*** BRANO ***

[In occasione del trentennale della scomparsa di Pier Vittorio Tondelli, si terranno a Reggio Emilia e a Correggio due giornate per ricordarne la figura. Pubblichiamo qui l’annuncio del programma complessivo della manifestazione “Pier Vittorio Tondelli non era invidioso” (11 e 12 Dicembre), seguito da un estratto dall’intervento che sarà tenuto il 10 dicembre da Jessy Simonini in occasione del XXI seminario Tondelli]

 

A trent’anni dalla scomparsa dello scrittore correggese Pier Vittorio Tondelli, Reggio Emilia e Correggio lo ricordano, l’11 e il 12 dicembre, in “Pier Vittorio Tondelli non era invidioso”, due giornate di dialogo e confronto dedicate allo scrittore, scomparso il 16 dicembre 1991, a soli 36 anni. L’evento vuole condurre alla scoperta di un lato poco esplorato dello scrittore: quello di scopritore di talenti, di autore aperto e curioso verso gli altri scrittori e i loro mondi narrativi.

Si inizia sabato 11 dicembre al Palazzo dei Principi di Correggio (Sala conferenze “A. Recordati”) dove dalle 9.00 si terrà il XXI SEMINARIO TONDELLI con la presentazione di tesi e studi inediti, coordinata da Gino Ruozzi. Alle 15.30 si prosegue con interventi dei giornalisti e critici Gabriele Romagnoli (Pier nel mondo. Tondelli giornalista culturale), Marco Belpoliti (Pier in Emilia. Tondelli e le radici), Roberto Carnero e Gino Ruozzi che presenteranno “VIAGGIATORE SOLITARIO – Interviste e conversazioni 1980-1991”, il volume appena uscito per Bompiani, a cura di Fulvio Panzeri. Verranno poi presentati brevi estratti di “CIAO LIBERTINI! Gli anni Ottanta secondo Pier Vittorio Tondelli”, un film prodotto da Sky Arte e diretto da Stefano Pistolini.

*** DATI FORNITI ***

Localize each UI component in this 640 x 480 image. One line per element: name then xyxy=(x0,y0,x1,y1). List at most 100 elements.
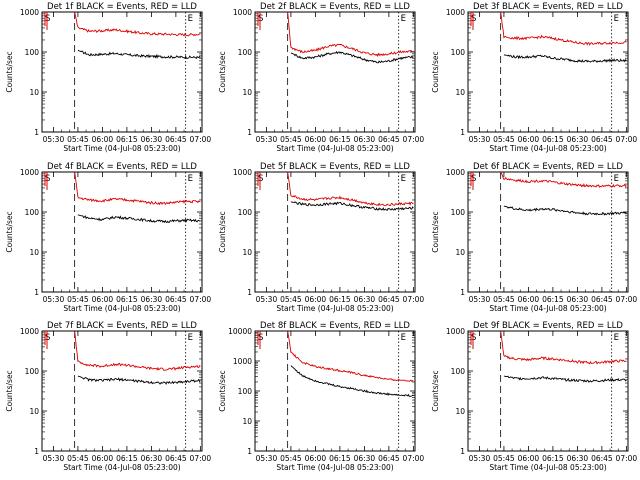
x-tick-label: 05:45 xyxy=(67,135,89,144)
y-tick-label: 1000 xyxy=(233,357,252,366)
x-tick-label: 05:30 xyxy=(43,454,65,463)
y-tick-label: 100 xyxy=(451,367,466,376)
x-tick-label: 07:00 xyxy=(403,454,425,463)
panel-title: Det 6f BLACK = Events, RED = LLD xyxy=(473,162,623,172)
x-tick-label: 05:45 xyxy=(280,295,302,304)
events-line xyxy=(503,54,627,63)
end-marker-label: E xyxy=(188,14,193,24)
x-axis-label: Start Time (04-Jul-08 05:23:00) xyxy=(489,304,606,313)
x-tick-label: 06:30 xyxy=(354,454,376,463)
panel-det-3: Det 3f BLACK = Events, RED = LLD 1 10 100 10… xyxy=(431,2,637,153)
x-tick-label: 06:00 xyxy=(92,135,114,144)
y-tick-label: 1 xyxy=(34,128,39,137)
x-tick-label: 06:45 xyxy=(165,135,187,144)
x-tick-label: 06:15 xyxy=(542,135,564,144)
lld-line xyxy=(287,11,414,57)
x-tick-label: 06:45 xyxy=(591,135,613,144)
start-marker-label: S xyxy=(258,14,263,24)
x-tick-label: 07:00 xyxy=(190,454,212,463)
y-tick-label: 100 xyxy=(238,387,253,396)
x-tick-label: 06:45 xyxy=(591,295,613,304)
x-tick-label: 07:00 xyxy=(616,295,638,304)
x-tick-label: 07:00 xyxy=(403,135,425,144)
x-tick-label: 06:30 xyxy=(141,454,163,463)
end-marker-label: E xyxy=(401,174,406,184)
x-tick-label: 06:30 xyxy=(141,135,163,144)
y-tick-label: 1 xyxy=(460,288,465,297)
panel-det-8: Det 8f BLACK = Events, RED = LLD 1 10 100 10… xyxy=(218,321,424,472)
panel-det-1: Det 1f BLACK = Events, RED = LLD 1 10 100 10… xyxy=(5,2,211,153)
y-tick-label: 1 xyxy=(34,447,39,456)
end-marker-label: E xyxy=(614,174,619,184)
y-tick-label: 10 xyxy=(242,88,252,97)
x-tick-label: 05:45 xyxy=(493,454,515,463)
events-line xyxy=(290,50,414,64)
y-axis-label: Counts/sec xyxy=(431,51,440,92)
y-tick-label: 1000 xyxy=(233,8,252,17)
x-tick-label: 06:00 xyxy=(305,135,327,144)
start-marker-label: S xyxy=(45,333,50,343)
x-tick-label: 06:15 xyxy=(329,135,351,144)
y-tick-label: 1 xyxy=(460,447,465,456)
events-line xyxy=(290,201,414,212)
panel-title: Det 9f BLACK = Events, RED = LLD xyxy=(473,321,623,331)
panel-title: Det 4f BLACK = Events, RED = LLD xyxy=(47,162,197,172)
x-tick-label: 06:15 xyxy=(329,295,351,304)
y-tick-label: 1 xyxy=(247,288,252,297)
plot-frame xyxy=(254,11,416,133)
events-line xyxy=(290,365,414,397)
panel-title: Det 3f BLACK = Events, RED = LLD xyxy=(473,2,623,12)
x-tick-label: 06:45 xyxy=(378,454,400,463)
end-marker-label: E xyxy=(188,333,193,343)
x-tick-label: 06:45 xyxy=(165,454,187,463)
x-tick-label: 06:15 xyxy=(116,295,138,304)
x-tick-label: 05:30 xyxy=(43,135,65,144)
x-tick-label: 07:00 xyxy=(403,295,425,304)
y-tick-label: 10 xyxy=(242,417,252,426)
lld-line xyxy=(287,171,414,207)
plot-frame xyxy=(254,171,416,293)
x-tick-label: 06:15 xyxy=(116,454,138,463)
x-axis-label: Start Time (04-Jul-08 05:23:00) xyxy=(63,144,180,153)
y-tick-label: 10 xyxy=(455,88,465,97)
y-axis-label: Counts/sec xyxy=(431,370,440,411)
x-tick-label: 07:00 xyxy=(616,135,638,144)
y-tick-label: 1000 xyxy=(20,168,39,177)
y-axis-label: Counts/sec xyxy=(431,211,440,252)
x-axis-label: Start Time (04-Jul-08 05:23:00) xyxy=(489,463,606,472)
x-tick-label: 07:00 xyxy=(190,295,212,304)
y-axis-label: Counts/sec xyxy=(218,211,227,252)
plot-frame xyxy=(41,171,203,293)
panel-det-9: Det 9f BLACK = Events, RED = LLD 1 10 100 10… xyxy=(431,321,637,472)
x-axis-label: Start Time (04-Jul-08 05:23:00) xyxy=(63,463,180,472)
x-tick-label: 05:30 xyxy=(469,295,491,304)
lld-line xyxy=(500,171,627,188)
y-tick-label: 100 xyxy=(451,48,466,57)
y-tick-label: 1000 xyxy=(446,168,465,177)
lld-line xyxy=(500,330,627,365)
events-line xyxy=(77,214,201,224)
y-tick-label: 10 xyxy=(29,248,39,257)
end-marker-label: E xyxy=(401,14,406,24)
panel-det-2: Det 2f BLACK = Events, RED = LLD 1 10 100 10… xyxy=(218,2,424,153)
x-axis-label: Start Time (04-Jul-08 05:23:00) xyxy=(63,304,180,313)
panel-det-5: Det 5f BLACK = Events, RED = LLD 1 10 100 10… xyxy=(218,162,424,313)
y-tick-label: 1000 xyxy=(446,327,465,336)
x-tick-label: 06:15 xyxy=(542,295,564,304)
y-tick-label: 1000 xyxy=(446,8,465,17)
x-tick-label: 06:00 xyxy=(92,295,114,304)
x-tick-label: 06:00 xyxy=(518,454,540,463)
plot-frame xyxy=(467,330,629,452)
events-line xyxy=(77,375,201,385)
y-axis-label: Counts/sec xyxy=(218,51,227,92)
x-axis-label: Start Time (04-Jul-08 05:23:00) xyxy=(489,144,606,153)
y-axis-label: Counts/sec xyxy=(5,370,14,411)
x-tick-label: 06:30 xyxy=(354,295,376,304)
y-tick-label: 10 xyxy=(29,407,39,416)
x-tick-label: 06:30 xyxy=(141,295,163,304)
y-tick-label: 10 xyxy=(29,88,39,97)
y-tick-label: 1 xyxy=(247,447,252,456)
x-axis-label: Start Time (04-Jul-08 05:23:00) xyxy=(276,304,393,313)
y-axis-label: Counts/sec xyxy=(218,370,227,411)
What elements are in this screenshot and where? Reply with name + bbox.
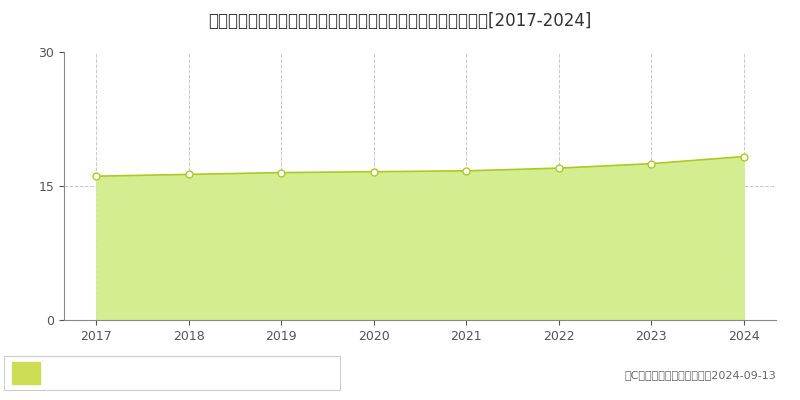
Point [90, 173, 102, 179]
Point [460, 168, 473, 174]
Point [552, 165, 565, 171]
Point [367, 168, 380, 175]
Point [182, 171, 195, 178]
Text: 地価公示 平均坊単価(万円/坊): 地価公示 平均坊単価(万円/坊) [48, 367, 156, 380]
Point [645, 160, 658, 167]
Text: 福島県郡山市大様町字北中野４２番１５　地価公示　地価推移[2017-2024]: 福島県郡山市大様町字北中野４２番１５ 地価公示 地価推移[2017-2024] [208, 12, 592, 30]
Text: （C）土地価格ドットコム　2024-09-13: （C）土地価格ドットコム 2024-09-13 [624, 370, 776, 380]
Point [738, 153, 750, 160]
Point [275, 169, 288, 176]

***

[COMPITO A]: Riassumi in due frasi il brano sulle giornate dedicate a Tondelli.
[COMPITO B]: Prosegui il brano sulle giornate dedicate a Tondelli, riprendendo dopo la sua ultima frase.
Questi dati non hanno alcun rapporto con il brano.

[RISPOSTA A]: A trent'anni dalla scomparsa di Pier Vittorio Tondelli, morto il 16 dicembre 1991 a soli 36 anni, Reggio Emilia e Correggio gli dedicano l'11 e il 12 dicembre due giornate intitolate "Pier Vittorio Tondelli non era invidioso", per far conoscere il suo lato di scopritore di talenti, aperto e curioso verso gli altri scrittori. Il programma di sabato 11 dicembre al Palazzo dei Principi di Correggio comprende interventi di giornalisti e critici, la presentazione del volume "Viaggiatore solitario", curato da Fulvio Panzeri, e brevi estratti del film "Ciao libertini!" diretto da Stefano Pistolini.

[RISPOSTA B]:
Alle 21.00 appuntamento al Teatro Ariosto di Reggio Emilia con un dialogo tra Gabriele Romagnoli, editorialista di la Repubblica/Robinson e autore scoperto da Tondelli, Antonio Spadaro, direttore di Civiltà Cattolica e Luciano Ligabue, che in un’intervista su Robinson proprio a Piergiorgio Paterlini, ha testimoniato, ad esempio, come il messaggio, meglio l’incoraggiamento che veniva da Tondelli “era che tutti abbiamo una realtà da raccontare. E che non c’è affatto bisogno di essere nati in una metropoli. Quello che è importante è lo sguardo con cui tu restituisci a tua volta quella realtà”.

Si conclude domenica 12 dicembre alle 11.00 al Ridotto del Teatro Municipale Valli, all’interno del ciclo autunnale di Finalmente Domenica, con “I “suoi” scrittori e i vizi della società letteraria”: un confronto tra alcuni autori scoperti da Tondelli come Romolo Bugaro, Giuseppe Culicchia, Guido Conti e gli scrittori che ne hanno amato il percorso letterario come lo scrittore e critico Paolo Di Paolo e la giornalista Simonetta Sciandivasci.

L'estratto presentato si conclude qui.